#### Отрывок документа

------------------------------------------------------------

20 января царствовал уже большой беспорядок. В лагере осталось небольшое число эсэсовцев. Склады хлеба, продуктов и одежды остались открытыми. Склады были полны всякого добра. Эти варвары накопили множество всего, но нам, заключенным, давали худшее грязное белье, рвань вместо одежды, деревянные ботинки и кормили нас хуже, чем свиней. Около трех часов дня последние эсэсовцы ушли, предложив идти с ними тем, кто хотел, кроме евреев. Но никто не пошел. Ворота лагеря остались открытыми. Вечером того же дня вспыхнул пожар на соседнем поле лагеря (Бржезинка), а ночью был взорван последний крематорий. Мы боялись, что и с нашим лагерем поступят так же, как и с крематориями. Мы перерезали проволоку и оказались вместе с мужчинами, оставшимися так же, как и мы, на ”ревире”. С ними мы почувствовали себя гораздо увереннее. Многие ушли из лагеря. 23 января был очень тяжелый день. Утром появились на велосипедах несколько немцев. Они пробыли в лагере несколько часов, подыскивая для себя вещи поценней, затем уехали. 24 января утром явились другие немцы и расстреляли в мужском лагере 5 русских заключенных. 24 января приехала автомашина с группой гестаповцев. Они приказали выйти из блоков всем евреям, способным передвигаться. Построили несколько сот мужчин и столько же женщин. Я, наученная опытом, решила не выходить. Вместе с подругой мы пробрались в блок, в котором никого не осталось. Это был блок, где лежали мешки с бельем и одеждой. Мы спрятались под этими мешками, прислушиваясь к тому, что делается в лагере. Когда стало темнеть, мы вышли из нашего убежища. Поодиночке показывались те, кто не подчинился приказу гестаповцев. Так же как и мы, они спрятались кто где, и таким образом спаслись. Всех построившихся евреев погнали из лагеря и, как видно, расстреляли.

------------------------------------------------------------

#### Исходные записи
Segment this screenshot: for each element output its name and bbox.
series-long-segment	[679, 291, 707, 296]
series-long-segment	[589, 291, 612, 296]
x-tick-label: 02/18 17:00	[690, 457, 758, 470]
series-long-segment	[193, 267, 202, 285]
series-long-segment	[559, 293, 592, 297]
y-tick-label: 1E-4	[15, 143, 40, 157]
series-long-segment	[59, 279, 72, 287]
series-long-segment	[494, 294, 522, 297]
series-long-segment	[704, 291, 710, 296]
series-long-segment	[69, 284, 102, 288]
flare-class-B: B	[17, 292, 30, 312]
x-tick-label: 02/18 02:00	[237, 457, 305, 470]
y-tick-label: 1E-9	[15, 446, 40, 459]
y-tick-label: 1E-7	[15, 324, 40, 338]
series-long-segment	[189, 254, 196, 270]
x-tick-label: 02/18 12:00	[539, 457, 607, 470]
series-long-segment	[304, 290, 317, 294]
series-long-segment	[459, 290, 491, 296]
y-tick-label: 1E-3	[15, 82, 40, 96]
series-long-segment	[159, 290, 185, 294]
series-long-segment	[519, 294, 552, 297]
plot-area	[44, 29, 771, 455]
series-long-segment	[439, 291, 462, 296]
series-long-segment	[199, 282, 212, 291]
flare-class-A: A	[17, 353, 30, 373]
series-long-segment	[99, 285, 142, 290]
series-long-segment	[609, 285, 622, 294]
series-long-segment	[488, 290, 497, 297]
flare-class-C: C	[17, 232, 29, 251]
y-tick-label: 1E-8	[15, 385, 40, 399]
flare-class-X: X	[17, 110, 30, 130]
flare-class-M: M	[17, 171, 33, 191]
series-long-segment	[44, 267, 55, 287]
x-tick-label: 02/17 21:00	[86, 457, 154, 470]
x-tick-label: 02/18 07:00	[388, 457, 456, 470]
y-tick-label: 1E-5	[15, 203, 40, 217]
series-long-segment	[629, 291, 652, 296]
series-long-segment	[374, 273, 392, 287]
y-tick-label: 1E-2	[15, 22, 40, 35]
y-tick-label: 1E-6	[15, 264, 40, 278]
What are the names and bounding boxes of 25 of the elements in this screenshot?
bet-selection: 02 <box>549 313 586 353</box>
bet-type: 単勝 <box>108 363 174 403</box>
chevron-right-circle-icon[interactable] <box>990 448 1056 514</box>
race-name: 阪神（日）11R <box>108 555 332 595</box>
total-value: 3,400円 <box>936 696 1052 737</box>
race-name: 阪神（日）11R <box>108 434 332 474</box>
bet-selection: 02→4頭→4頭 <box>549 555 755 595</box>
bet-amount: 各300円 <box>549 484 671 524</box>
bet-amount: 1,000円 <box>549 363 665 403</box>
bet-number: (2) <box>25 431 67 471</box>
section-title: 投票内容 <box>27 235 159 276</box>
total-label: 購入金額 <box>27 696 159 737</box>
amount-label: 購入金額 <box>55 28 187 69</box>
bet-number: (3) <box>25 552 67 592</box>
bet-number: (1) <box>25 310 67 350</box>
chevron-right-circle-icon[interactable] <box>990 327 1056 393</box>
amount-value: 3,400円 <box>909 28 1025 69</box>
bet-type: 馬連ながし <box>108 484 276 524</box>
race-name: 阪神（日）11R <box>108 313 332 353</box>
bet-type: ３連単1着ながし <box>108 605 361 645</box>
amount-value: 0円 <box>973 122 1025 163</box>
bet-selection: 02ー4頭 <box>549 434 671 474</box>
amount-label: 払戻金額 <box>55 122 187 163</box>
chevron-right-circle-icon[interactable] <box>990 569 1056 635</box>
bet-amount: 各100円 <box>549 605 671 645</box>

------------------------------------------------------------

#### Задача 1
Определите, согласуются ли с отрывком о последних днях лагеря утверждения (а), (б) и (в). На каждое ответьте «да» или «нет» и приведите решающие слова отрывка дословно.
(а) Последние эсэсовцы покинули лагерь около трех часов дня.
(б) Часть заключенных ушла из лагеря вместе с эсэсовцами.
(в) Убежищем от гестаповцев послужил блок с продуктами.
#### Задача 2
Продолжите отрывок о последних днях лагеря, начиная сразу после его последнего предложения.

#### Место для ответа 1
(а) Да: «Около трех часов дня последние эсэсовцы ушли».
(б) Нет: «Но никто не пошел».
(в) Нет: «Это был блок, где лежали мешки с бельем и одеждой».

#### Место для ответа 2
Ночь мы провели в мужском лагере. Прятаться больше уже не пришлось. 26 января я с подругой провела в аптеке мужского лагеря, где товарищи, неевреи, строили под потолком убежище для нас. В случае появления гестаповцев они должны были нас там спрятать. Этот день был исключительно для нас радостным: советская артиллерия и авиация работали, не умолкая ни на минуту. На следующий день не стало слышно артиллерийских выстрелов и не было видно самолетов. Мы решили, что фронт от нас отдалился. Нервы уже не выдерживали. При мысли о том, что гестаповцы снова могут появиться, жить казалось невозможным. И вдруг из аптеки я увидела на дороге вблизи лагеря силуэты в белой и серой одежде. Было это приблизительно в 5 часов дня. Сначала мы подумали, что это возвращаются ”лагерники”. Я выбежала из аптеки, чтобы посмотреть, кто идет. Каково же было наше счастье, когда мы увидели, что это наши спасители — советские воины. Это была разведка. Поцелуям и приветствиям не было конца. Нас уговаривали уйти, нам объясняли, что нельзя здесь стоять, потому что еще не уточнено, где враг. Мы отходили на несколько шагов и снова возвращались, чтобы быть ближе к нашим освободителям. Почти до самого вечера мы пробыли около ворот. А вернувшись в лагерь, мы и там встретили долгожданных и дорогих наших друзей.

28 января много бывших заключенных ушло из лагеря, получив, наконец, свободу. У нас в аптеке гостили командиры и бойцы. Мы рассказали им о страшной жизни в Освенцимском лагере.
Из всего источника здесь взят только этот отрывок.